## Stated task:
Please write out the material that follows, exactly as it stands.

(Records excerpted from a collection)

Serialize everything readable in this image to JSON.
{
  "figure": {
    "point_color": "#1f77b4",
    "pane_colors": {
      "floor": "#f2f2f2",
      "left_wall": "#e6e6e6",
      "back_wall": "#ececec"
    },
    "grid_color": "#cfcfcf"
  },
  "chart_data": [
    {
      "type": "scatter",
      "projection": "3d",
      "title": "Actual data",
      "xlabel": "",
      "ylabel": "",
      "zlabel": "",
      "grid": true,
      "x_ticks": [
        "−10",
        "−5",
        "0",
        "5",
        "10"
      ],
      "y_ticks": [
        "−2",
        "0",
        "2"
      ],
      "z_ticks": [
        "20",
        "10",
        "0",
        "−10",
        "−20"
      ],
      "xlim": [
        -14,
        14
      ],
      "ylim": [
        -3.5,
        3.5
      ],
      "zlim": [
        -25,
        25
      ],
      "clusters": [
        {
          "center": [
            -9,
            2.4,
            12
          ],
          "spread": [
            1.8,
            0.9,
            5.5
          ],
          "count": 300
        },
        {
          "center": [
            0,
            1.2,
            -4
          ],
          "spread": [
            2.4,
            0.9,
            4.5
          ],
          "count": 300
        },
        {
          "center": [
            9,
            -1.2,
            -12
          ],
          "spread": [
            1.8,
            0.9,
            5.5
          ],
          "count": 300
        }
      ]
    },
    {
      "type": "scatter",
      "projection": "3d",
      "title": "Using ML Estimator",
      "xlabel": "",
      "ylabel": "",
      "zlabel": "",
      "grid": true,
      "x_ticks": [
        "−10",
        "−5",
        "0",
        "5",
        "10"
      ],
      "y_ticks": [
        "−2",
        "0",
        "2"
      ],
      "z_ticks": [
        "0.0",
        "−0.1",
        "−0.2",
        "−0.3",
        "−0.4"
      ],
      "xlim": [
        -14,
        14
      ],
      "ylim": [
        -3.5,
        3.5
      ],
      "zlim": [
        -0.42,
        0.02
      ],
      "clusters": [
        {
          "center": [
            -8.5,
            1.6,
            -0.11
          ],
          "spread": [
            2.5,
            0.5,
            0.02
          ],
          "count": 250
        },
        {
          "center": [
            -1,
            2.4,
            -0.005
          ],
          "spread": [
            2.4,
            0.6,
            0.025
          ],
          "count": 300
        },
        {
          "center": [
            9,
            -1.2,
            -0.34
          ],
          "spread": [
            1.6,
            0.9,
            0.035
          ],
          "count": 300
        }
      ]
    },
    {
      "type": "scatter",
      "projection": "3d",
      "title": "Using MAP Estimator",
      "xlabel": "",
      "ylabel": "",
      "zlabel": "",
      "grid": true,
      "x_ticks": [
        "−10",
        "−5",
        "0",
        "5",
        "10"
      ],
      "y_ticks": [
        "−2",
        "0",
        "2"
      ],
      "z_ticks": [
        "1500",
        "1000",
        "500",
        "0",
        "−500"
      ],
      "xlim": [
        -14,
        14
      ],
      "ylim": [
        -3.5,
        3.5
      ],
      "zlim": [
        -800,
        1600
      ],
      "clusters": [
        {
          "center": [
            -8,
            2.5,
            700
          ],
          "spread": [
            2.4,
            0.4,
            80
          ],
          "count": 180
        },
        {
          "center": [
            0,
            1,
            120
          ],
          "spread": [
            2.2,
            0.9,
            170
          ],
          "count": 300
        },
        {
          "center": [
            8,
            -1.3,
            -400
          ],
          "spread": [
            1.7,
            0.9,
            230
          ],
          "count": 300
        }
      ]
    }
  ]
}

## Correct response:
Serialize everything readable in this image to JSON.
{
  "figure": {
    "point_color": "#1f77b4",
    "pane_colors": {
      "floor": "#f2f2f2",
      "left_wall": "#e6e6e6",
      "back_wall": "#ececec"
    },
    "grid_color": "#cfcfcf"
  },
  "chart_data": [
    {
      "type": "scatter",
      "projection": "3d",
      "title": "Actual data",
      "xlabel": "",
      "ylabel": "",
      "zlabel": "",
      "grid": true,
      "x_ticks": [
        "−10",
        "−5",
        "0",
        "5",
        "10"
      ],
      "y_ticks": [
        "−2",
        "0",
        "2"
      ],
      "z_ticks": [
        "20",
        "10",
        "0",
        "−10",
        "−20"
      ],
      "xlim": [
        -14,
        14
      ],
      "ylim": [
        -3.5,
        3.5
      ],
      "zlim": [
        -25,
        25
      ],
      "clusters": [
        {
          "center": [
            -9,
            2.4,
            12
          ],
          "spread": [
            1.8,
            0.9,
            5.5
          ],
          "count": 300
        },
        {
          "center": [
            0,
            1.2,
            -4
          ],
          "spread": [
            2.4,
            0.9,
            4.5
          ],
          "count": 300
        },
        {
          "center": [
            9,
            -1.2,
            -12
          ],
          "spread": [
            1.8,
            0.9,
            5.5
          ],
          "count": 300
        }
      ]
    },
    {
      "type": "scatter",
      "projection": "3d",
      "title": "Using ML Estimator",
      "xlabel": "",
      "ylabel": "",
      "zlabel": "",
      "grid": true,
      "x_ticks": [
        "−10",
        "−5",
        "0",
        "5",
        "10"
      ],
      "y_ticks": [
        "−2",
        "0",
        "2"
      ],
      "z_ticks": [
        "0.0",
        "−0.1",
        "−0.2",
        "−0.3",
        "−0.4"
      ],
      "xlim": [
        -14,
        14
      ],
      "ylim": [
        -3.5,
        3.5
      ],
      "zlim": [
        -0.42,
        0.02
      ],
      "clusters": [
        {
          "center": [
            -8.5,
            1.6,
            -0.11
          ],
          "spread": [
            2.5,
            0.5,
            0.02
          ],
          "count": 250
        },
        {
          "center": [
            -1,
            2.4,
            -0.005
          ],
          "spread": [
            2.4,
            0.6,
            0.025
          ],
          "count": 300
        },
        {
          "center": [
            9,
            -1.2,
            -0.34
          ],
          "spread": [
            1.6,
            0.9,
            0.035
          ],
          "count": 300
        }
      ]
    },
    {
      "type": "scatter",
      "projection": "3d",
      "title": "Using MAP Estimator",
      "xlabel": "",
      "ylabel": "",
      "zlabel": "",
      "grid": true,
      "x_ticks": [
        "−10",
        "−5",
        "0",
        "5",
        "10"
      ],
      "y_ticks": [
        "−2",
        "0",
        "2"
      ],
      "z_ticks": [
        "1500",
        "1000",
        "500",
        "0",
        "−500"
      ],
      "xlim": [
        -14,
        14
      ],
      "ylim": [
        -3.5,
        3.5
      ],
      "zlim": [
        -800,
        1600
      ],
      "clusters": [
        {
          "center": [
            -8,
            2.5,
            700
          ],
          "spread": [
            2.4,
            0.4,
            80
          ],
          "count": 180
        },
        {
          "center": [
            0,
            1,
            120
          ],
          "spread": [
            2.2,
            0.9,
            170
          ],
          "count": 300
        },
        {
          "center": [
            8,
            -1.3,
            -400
          ],
          "spread": [
            1.7,
            0.9,
            230
          ],
          "count": 300
        }
      ]
    }
  ]
}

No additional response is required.